--- START OF Input for this task ---

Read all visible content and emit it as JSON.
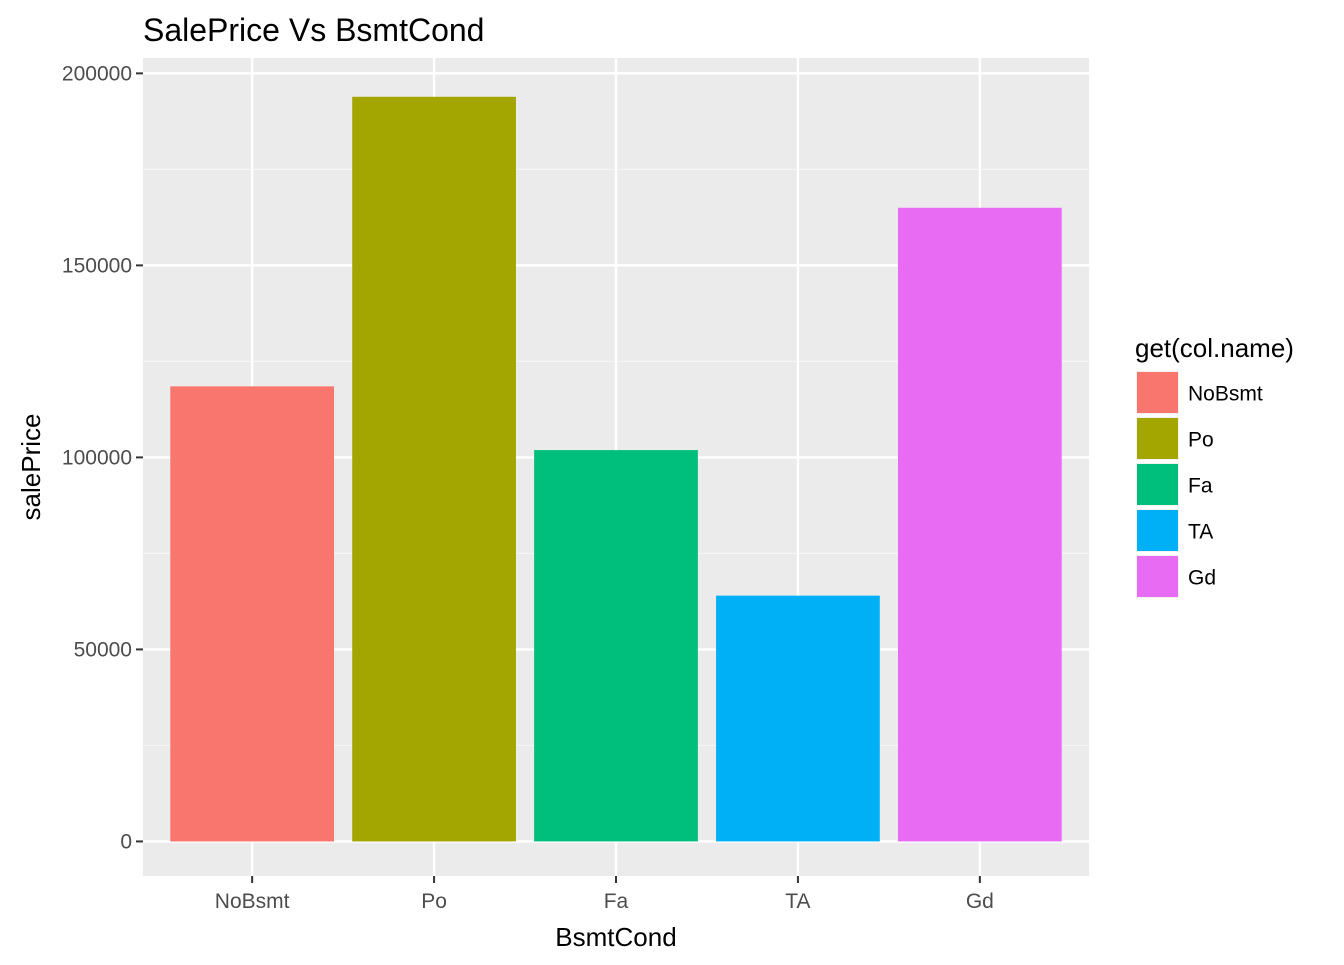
{
  "chart_data": {
    "type": "bar",
    "title": "SalePrice Vs BsmtCond",
    "xlabel": "BsmtCond",
    "ylabel": "salePrice",
    "categories": [
      "NoBsmt",
      "Po",
      "Fa",
      "TA",
      "Gd"
    ],
    "values": [
      118500,
      193900,
      101900,
      64000,
      165000
    ],
    "colors": [
      "#F8766D",
      "#A3A500",
      "#00BF7D",
      "#00B0F6",
      "#E76BF3"
    ],
    "ylim": [
      -9000,
      204000
    ],
    "yticks": [
      0,
      50000,
      100000,
      150000,
      200000
    ],
    "ytick_labels": [
      "0",
      "50000",
      "100000",
      "150000",
      "200000"
    ],
    "grid": true,
    "legend": {
      "title": "get(col.name)",
      "entries": [
        "NoBsmt",
        "Po",
        "Fa",
        "TA",
        "Gd"
      ],
      "placement": "right"
    },
    "panel_background": "#EBEBEB"
  }
}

--- END OF Input for this task ---

**Task to carry out**
Check every line of the data above for the string "BsmtCond", and copy those that have it.

**Exercise response**
    "title": "SalePrice Vs BsmtCond",
    "xlabel": "BsmtCond",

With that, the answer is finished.